►
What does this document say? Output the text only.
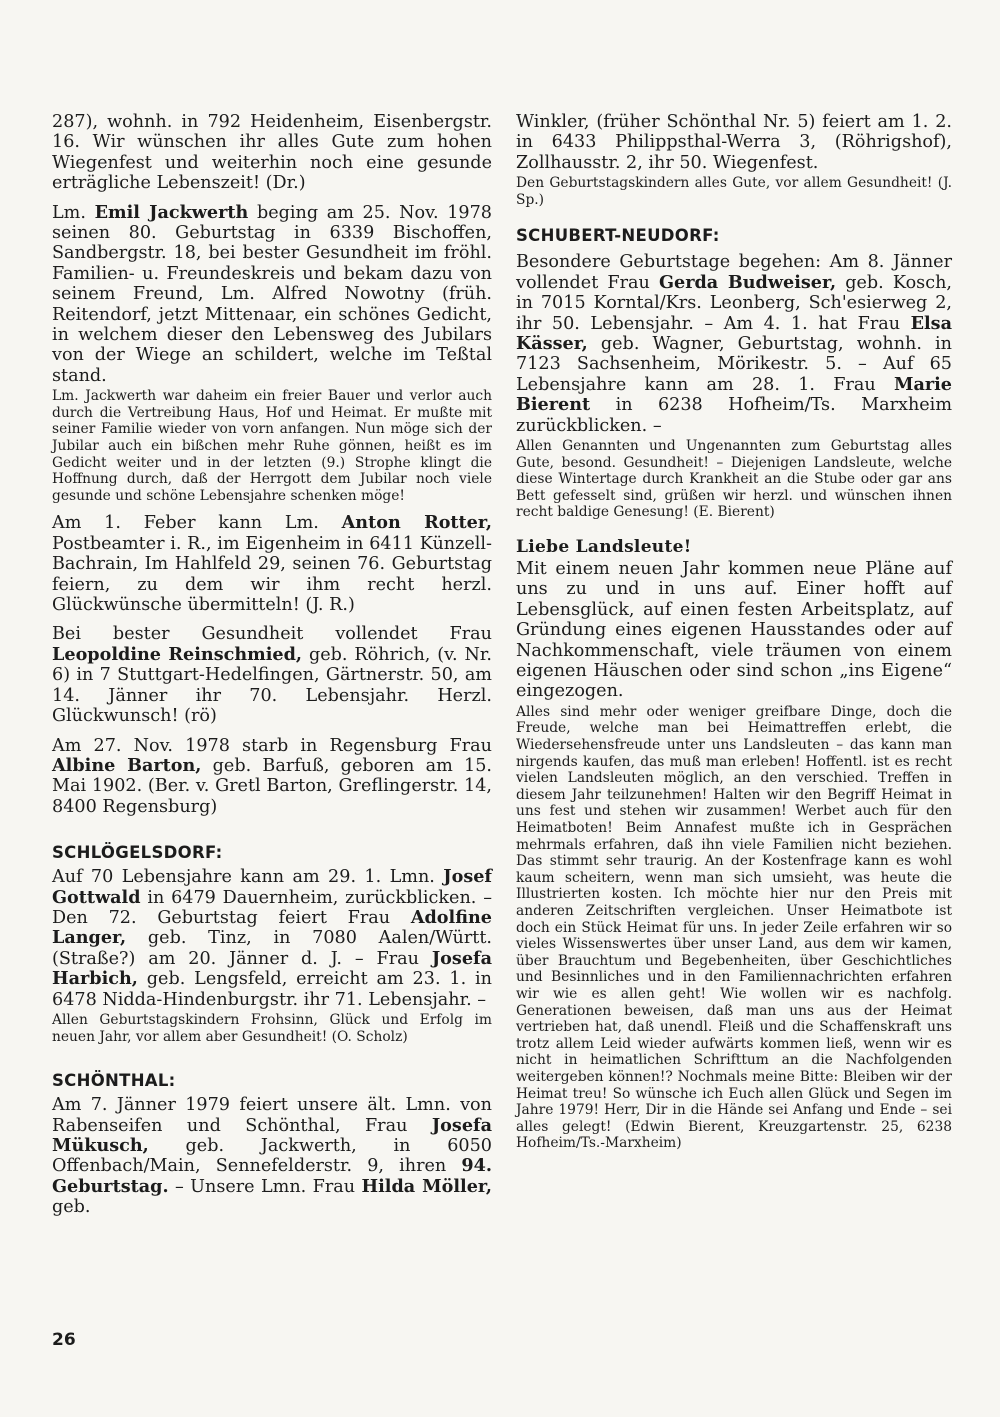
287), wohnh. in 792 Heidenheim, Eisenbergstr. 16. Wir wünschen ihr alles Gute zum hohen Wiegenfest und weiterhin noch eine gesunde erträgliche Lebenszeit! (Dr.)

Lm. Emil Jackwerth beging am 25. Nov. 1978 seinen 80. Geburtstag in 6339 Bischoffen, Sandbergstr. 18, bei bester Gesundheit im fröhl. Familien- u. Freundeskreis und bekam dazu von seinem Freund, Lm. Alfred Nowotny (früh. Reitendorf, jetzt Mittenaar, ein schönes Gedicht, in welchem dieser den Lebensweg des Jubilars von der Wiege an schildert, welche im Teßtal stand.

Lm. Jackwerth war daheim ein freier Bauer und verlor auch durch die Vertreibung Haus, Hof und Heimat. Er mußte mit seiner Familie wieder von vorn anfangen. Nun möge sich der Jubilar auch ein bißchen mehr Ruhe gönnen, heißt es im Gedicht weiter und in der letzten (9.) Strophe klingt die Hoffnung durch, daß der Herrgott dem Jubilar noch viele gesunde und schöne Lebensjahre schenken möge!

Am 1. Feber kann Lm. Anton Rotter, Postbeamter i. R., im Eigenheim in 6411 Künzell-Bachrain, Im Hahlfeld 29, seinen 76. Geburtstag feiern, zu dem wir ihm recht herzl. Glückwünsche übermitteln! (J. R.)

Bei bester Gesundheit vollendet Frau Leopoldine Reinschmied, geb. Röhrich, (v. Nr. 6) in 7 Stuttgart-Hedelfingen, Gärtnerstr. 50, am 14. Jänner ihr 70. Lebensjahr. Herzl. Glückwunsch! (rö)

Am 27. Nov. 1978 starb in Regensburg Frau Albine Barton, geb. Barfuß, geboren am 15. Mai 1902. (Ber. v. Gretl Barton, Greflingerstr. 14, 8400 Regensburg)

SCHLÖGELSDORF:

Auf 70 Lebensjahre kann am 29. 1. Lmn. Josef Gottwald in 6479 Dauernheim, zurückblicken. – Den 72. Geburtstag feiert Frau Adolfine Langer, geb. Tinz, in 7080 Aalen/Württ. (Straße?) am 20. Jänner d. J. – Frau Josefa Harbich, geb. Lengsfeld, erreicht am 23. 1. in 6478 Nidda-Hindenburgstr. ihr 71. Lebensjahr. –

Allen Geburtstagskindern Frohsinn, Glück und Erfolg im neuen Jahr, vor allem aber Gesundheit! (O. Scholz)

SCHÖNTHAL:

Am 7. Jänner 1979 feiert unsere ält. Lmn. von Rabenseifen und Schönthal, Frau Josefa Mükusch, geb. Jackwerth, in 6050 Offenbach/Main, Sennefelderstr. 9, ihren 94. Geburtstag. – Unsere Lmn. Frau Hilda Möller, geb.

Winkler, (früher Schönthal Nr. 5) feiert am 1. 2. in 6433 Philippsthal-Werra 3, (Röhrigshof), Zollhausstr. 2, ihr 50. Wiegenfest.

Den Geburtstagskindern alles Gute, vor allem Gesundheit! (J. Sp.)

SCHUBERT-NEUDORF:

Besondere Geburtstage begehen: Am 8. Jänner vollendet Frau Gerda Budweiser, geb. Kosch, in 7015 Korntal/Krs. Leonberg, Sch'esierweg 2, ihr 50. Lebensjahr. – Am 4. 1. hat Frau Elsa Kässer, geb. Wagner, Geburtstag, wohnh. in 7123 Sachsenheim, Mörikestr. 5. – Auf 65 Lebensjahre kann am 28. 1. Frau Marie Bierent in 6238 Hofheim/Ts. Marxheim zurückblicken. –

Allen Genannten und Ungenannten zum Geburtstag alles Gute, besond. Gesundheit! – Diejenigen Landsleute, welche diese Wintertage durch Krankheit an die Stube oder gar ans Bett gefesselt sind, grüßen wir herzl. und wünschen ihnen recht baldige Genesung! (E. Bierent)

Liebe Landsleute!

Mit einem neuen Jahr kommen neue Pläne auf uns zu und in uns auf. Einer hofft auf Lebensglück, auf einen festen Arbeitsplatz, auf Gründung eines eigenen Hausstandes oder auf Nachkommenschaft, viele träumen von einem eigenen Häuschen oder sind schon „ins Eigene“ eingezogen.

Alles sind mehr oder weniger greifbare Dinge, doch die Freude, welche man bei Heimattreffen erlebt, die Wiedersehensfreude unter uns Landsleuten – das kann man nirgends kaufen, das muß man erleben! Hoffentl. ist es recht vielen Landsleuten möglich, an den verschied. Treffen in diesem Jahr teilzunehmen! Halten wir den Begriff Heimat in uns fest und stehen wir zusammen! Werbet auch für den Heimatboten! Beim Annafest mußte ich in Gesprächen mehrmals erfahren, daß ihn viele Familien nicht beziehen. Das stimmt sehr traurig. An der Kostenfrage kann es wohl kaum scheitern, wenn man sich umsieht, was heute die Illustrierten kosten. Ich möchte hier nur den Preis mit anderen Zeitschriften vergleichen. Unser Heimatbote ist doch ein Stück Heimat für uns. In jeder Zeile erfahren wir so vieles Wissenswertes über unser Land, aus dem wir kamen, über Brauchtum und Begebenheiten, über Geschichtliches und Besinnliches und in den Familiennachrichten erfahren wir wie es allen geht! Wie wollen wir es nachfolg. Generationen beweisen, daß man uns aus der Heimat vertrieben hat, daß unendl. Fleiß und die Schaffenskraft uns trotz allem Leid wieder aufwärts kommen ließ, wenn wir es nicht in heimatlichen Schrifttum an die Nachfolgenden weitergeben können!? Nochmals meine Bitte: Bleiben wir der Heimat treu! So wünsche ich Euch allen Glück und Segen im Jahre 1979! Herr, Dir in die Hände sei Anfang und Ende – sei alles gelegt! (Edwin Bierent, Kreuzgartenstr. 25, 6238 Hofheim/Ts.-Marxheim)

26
◄
## [About this exercise]
In the records above, which lines hold the string "Geburtstagskindern"? Copy each one.

## [Task response]
Allen Geburtstagskindern Frohsinn, Glück und Erfolg im neuen Jahr, vor allem aber Gesundheit! (O. Scholz)
Den Geburtstagskindern alles Gute, vor allem Gesundheit! (J. Sp.)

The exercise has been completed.